Retype the listing that follows, word for word.

* BEGIN *

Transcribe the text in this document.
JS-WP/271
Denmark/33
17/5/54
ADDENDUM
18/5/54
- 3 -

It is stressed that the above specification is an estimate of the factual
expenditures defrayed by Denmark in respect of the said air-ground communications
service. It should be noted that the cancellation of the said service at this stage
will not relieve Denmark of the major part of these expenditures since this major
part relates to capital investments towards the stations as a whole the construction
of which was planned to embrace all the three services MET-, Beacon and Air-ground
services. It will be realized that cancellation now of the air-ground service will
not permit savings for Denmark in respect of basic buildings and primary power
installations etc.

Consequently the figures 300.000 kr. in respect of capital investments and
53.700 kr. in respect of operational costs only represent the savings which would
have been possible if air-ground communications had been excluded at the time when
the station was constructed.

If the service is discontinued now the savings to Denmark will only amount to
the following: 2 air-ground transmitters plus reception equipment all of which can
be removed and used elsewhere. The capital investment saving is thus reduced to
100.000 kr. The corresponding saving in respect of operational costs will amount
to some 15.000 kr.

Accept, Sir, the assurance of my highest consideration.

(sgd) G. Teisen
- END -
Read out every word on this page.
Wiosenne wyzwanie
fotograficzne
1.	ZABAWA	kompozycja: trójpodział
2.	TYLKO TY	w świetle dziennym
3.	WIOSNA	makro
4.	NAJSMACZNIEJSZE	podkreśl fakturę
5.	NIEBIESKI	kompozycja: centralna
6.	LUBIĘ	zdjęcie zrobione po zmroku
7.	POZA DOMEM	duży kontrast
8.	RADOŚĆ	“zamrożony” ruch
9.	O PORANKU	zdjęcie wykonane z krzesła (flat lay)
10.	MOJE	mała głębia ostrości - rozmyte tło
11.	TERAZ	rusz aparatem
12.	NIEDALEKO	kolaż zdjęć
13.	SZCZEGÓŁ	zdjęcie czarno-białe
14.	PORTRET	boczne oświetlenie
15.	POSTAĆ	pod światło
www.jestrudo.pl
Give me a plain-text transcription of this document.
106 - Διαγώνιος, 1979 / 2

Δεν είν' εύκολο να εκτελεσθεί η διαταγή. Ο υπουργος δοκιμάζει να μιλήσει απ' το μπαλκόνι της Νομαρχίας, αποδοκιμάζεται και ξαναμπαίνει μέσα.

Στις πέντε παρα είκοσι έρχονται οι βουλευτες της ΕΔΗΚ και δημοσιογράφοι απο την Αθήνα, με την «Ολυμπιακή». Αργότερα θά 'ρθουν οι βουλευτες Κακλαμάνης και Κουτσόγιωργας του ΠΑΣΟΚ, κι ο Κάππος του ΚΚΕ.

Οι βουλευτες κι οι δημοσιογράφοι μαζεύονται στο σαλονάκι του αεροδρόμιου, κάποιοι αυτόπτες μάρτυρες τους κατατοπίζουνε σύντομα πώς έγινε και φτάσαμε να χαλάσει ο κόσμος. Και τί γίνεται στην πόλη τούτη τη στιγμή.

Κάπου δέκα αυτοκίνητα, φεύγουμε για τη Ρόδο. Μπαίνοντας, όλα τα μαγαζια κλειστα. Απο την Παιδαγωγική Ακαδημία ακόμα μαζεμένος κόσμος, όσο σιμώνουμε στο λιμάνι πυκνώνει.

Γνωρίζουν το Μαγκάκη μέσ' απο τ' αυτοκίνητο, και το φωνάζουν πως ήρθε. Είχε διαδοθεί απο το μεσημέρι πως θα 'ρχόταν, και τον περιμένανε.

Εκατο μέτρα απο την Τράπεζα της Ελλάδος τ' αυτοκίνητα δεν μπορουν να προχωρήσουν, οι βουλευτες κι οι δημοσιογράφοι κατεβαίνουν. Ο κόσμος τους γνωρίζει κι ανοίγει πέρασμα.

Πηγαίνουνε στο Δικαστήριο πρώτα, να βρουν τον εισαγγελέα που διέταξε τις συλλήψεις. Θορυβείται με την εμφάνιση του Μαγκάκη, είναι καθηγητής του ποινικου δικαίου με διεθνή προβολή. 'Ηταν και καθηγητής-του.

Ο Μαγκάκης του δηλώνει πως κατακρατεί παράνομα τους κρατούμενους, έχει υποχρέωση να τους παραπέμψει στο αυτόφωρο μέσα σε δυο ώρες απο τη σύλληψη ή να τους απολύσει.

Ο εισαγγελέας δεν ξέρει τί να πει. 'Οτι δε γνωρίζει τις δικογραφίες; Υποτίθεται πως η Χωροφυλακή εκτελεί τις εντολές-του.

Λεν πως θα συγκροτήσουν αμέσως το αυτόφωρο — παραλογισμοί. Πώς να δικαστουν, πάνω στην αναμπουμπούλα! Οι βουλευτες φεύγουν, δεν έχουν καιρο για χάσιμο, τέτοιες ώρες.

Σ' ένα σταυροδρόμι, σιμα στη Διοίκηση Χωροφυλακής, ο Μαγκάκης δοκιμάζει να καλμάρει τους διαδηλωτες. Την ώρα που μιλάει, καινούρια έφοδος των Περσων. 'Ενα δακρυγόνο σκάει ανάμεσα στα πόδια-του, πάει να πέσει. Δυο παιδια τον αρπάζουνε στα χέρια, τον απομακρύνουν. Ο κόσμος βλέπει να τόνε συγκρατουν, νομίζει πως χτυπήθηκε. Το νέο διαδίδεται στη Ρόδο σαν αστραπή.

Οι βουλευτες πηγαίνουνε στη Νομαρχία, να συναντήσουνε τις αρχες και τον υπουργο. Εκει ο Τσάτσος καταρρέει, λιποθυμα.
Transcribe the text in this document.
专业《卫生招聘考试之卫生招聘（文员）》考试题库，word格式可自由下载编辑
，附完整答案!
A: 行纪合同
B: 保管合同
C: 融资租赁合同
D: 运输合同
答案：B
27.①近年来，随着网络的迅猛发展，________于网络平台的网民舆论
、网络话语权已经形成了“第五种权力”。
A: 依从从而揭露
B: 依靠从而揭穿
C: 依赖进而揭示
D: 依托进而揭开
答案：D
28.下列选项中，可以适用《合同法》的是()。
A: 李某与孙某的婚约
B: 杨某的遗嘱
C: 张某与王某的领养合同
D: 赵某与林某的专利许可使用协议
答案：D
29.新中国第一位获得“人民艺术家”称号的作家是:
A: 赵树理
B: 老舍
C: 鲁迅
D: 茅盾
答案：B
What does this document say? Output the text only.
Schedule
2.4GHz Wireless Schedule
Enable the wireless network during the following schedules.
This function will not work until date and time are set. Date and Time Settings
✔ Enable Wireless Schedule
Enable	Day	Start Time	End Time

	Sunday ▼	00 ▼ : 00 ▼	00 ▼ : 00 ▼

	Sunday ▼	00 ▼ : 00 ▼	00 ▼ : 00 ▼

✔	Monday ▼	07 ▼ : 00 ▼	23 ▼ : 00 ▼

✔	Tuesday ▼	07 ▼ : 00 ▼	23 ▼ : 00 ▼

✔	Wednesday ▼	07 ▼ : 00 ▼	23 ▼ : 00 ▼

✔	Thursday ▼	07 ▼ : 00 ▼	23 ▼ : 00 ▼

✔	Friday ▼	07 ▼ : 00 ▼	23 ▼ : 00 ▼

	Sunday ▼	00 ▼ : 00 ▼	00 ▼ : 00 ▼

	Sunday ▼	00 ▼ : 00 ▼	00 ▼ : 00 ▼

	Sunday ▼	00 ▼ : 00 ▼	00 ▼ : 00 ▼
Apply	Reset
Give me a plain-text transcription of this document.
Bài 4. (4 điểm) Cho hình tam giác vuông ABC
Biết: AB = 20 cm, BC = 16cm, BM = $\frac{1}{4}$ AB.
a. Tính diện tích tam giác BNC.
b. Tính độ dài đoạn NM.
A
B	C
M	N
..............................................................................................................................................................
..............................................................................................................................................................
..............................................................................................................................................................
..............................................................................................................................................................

* END *

**Exercise result:**
Transcribe the text in this document.
JS-WP/271
Denmark/33
17/5/54
ADDENDUM
18/5/54
- 3 -

It is stressed that the above specification is an estimate of the factual
expenditures defrayed by Denmark in respect of the said air-ground communications
service. It should be noted that the cancellation of the said service at this stage
will not relieve Denmark of the major part of these expenditures since this major
part relates to capital investments towards the stations as a whole the construction
of which was planned to embrace all the three services MET-, Beacon and Air-ground
services. It will be realized that cancellation now of the air-ground service will
not permit savings for Denmark in respect of basic buildings and primary power
installations etc.

Consequently the figures 300.000 kr. in respect of capital investments and
53.700 kr. in respect of operational costs only represent the savings which would
have been possible if air-ground communications had been excluded at the time when
the station was constructed.

If the service is discontinued now the savings to Denmark will only amount to
the following: 2 air-ground transmitters plus reception equipment all of which can
be removed and used elsewhere. The capital investment saving is thus reduced to
100.000 kr. The corresponding saving in respect of operational costs will amount
to some 15.000 kr.

Accept, Sir, the assurance of my highest consideration.

(sgd) G. Teisen
- END -
Read out every word on this page.
Wiosenne wyzwanie
fotograficzne
1.	ZABAWA	kompozycja: trójpodział
2.	TYLKO TY	w świetle dziennym
3.	WIOSNA	makro
4.	NAJSMACZNIEJSZE	podkreśl fakturę
5.	NIEBIESKI	kompozycja: centralna
6.	LUBIĘ	zdjęcie zrobione po zmroku
7.	POZA DOMEM	duży kontrast
8.	RADOŚĆ	“zamrożony” ruch
9.	O PORANKU	zdjęcie wykonane z krzesła (flat lay)
10.	MOJE	mała głębia ostrości - rozmyte tło
11.	TERAZ	rusz aparatem
12.	NIEDALEKO	kolaż zdjęć
13.	SZCZEGÓŁ	zdjęcie czarno-białe
14.	PORTRET	boczne oświetlenie
15.	POSTAĆ	pod światło
www.jestrudo.pl
Give me a plain-text transcription of this document.
106 - Διαγώνιος, 1979 / 2

Δεν είν' εύκολο να εκτελεσθεί η διαταγή. Ο υπουργος δοκιμάζει να μιλήσει απ' το μπαλκόνι της Νομαρχίας, αποδοκιμάζεται και ξαναμπαίνει μέσα.

Στις πέντε παρα είκοσι έρχονται οι βουλευτες της ΕΔΗΚ και δημοσιογράφοι απο την Αθήνα, με την «Ολυμπιακή». Αργότερα θά 'ρθουν οι βουλευτες Κακλαμάνης και Κουτσόγιωργας του ΠΑΣΟΚ, κι ο Κάππος του ΚΚΕ.

Οι βουλευτες κι οι δημοσιογράφοι μαζεύονται στο σαλονάκι του αεροδρόμιου, κάποιοι αυτόπτες μάρτυρες τους κατατοπίζουνε σύντομα πώς έγινε και φτάσαμε να χαλάσει ο κόσμος. Και τί γίνεται στην πόλη τούτη τη στιγμή.

Κάπου δέκα αυτοκίνητα, φεύγουμε για τη Ρόδο. Μπαίνοντας, όλα τα μαγαζια κλειστα. Απο την Παιδαγωγική Ακαδημία ακόμα μαζεμένος κόσμος, όσο σιμώνουμε στο λιμάνι πυκνώνει.

Γνωρίζουν το Μαγκάκη μέσ' απο τ' αυτοκίνητο, και το φωνάζουν πως ήρθε. Είχε διαδοθεί απο το μεσημέρι πως θα 'ρχόταν, και τον περιμένανε.

Εκατο μέτρα απο την Τράπεζα της Ελλάδος τ' αυτοκίνητα δεν μπορουν να προχωρήσουν, οι βουλευτες κι οι δημοσιογράφοι κατεβαίνουν. Ο κόσμος τους γνωρίζει κι ανοίγει πέρασμα.

Πηγαίνουνε στο Δικαστήριο πρώτα, να βρουν τον εισαγγελέα που διέταξε τις συλλήψεις. Θορυβείται με την εμφάνιση του Μαγκάκη, είναι καθηγητής του ποινικου δικαίου με διεθνή προβολή. 'Ηταν και καθηγητής-του.

Ο Μαγκάκης του δηλώνει πως κατακρατεί παράνομα τους κρατούμενους, έχει υποχρέωση να τους παραπέμψει στο αυτόφωρο μέσα σε δυο ώρες απο τη σύλληψη ή να τους απολύσει.

Ο εισαγγελέας δεν ξέρει τί να πει. 'Οτι δε γνωρίζει τις δικογραφίες; Υποτίθεται πως η Χωροφυλακή εκτελεί τις εντολές-του.

Λεν πως θα συγκροτήσουν αμέσως το αυτόφωρο — παραλογισμοί. Πώς να δικαστουν, πάνω στην αναμπουμπούλα! Οι βουλευτες φεύγουν, δεν έχουν καιρο για χάσιμο, τέτοιες ώρες.

Σ' ένα σταυροδρόμι, σιμα στη Διοίκηση Χωροφυλακής, ο Μαγκάκης δοκιμάζει να καλμάρει τους διαδηλωτες. Την ώρα που μιλάει, καινούρια έφοδος των Περσων. 'Ενα δακρυγόνο σκάει ανάμεσα στα πόδια-του, πάει να πέσει. Δυο παιδια τον αρπάζουνε στα χέρια, τον απομακρύνουν. Ο κόσμος βλέπει να τόνε συγκρατουν, νομίζει πως χτυπήθηκε. Το νέο διαδίδεται στη Ρόδο σαν αστραπή.

Οι βουλευτες πηγαίνουνε στη Νομαρχία, να συναντήσουνε τις αρχες και τον υπουργο. Εκει ο Τσάτσος καταρρέει, λιποθυμα.
Transcribe the text in this document.
专业《卫生招聘考试之卫生招聘（文员）》考试题库，word格式可自由下载编辑
，附完整答案!
A: 行纪合同
B: 保管合同
C: 融资租赁合同
D: 运输合同
答案：B
27.①近年来，随着网络的迅猛发展，________于网络平台的网民舆论
、网络话语权已经形成了“第五种权力”。
A: 依从从而揭露
B: 依靠从而揭穿
C: 依赖进而揭示
D: 依托进而揭开
答案：D
28.下列选项中，可以适用《合同法》的是()。
A: 李某与孙某的婚约
B: 杨某的遗嘱
C: 张某与王某的领养合同
D: 赵某与林某的专利许可使用协议
答案：D
29.新中国第一位获得“人民艺术家”称号的作家是:
A: 赵树理
B: 老舍
C: 鲁迅
D: 茅盾
答案：B
What does this document say? Output the text only.
Schedule
2.4GHz Wireless Schedule
Enable the wireless network during the following schedules.
This function will not work until date and time are set. Date and Time Settings
✔ Enable Wireless Schedule
Enable	Day	Start Time	End Time

	Sunday ▼	00 ▼ : 00 ▼	00 ▼ : 00 ▼

	Sunday ▼	00 ▼ : 00 ▼	00 ▼ : 00 ▼

✔	Monday ▼	07 ▼ : 00 ▼	23 ▼ : 00 ▼

✔	Tuesday ▼	07 ▼ : 00 ▼	23 ▼ : 00 ▼

✔	Wednesday ▼	07 ▼ : 00 ▼	23 ▼ : 00 ▼

✔	Thursday ▼	07 ▼ : 00 ▼	23 ▼ : 00 ▼

✔	Friday ▼	07 ▼ : 00 ▼	23 ▼ : 00 ▼

	Sunday ▼	00 ▼ : 00 ▼	00 ▼ : 00 ▼

	Sunday ▼	00 ▼ : 00 ▼	00 ▼ : 00 ▼

	Sunday ▼	00 ▼ : 00 ▼	00 ▼ : 00 ▼
Apply	Reset
Give me a plain-text transcription of this document.
Bài 4. (4 điểm) Cho hình tam giác vuông ABC
Biết: AB = 20 cm, BC = 16cm, BM = $\frac{1}{4}$ AB.
a. Tính diện tích tam giác BNC.
b. Tính độ dài đoạn NM.
A
B	C
M	N
..............................................................................................................................................................
..............................................................................................................................................................
..............................................................................................................................................................
..............................................................................................................................................................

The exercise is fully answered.